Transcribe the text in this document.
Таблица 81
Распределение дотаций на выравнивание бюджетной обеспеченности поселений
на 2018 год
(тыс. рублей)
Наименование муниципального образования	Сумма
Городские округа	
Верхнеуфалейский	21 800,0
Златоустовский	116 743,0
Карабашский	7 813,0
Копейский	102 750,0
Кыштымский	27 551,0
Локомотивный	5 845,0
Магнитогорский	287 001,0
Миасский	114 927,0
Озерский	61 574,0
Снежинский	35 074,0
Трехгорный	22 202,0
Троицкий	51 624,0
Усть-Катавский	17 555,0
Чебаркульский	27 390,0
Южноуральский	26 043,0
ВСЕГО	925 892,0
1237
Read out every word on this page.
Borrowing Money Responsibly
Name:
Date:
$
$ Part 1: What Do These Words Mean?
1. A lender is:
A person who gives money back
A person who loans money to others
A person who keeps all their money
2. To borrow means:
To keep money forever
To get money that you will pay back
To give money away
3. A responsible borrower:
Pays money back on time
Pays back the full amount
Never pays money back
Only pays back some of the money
* * *
*Problem to work on*: Produce an exact copy of all the records.

*Solution*:
Transcribe the text in this document.
Таблица 81
Распределение дотаций на выравнивание бюджетной обеспеченности поселений
на 2018 год
(тыс. рублей)
Наименование муниципального образования	Сумма
Городские округа	
Верхнеуфалейский	21 800,0
Златоустовский	116 743,0
Карабашский	7 813,0
Копейский	102 750,0
Кыштымский	27 551,0
Локомотивный	5 845,0
Магнитогорский	287 001,0
Миасский	114 927,0
Озерский	61 574,0
Снежинский	35 074,0
Трехгорный	22 202,0
Троицкий	51 624,0
Усть-Катавский	17 555,0
Чебаркульский	27 390,0
Южноуральский	26 043,0
ВСЕГО	925 892,0
1237
Read out every word on this page.
Borrowing Money Responsibly
Name:
Date:
$
$ Part 1: What Do These Words Mean?
1. A lender is:
A person who gives money back
A person who loans money to others
A person who keeps all their money
2. To borrow means:
To keep money forever
To get money that you will pay back
To give money away
3. A responsible borrower:
Pays money back on time
Pays back the full amount
Never pays money back
Only pays back some of the money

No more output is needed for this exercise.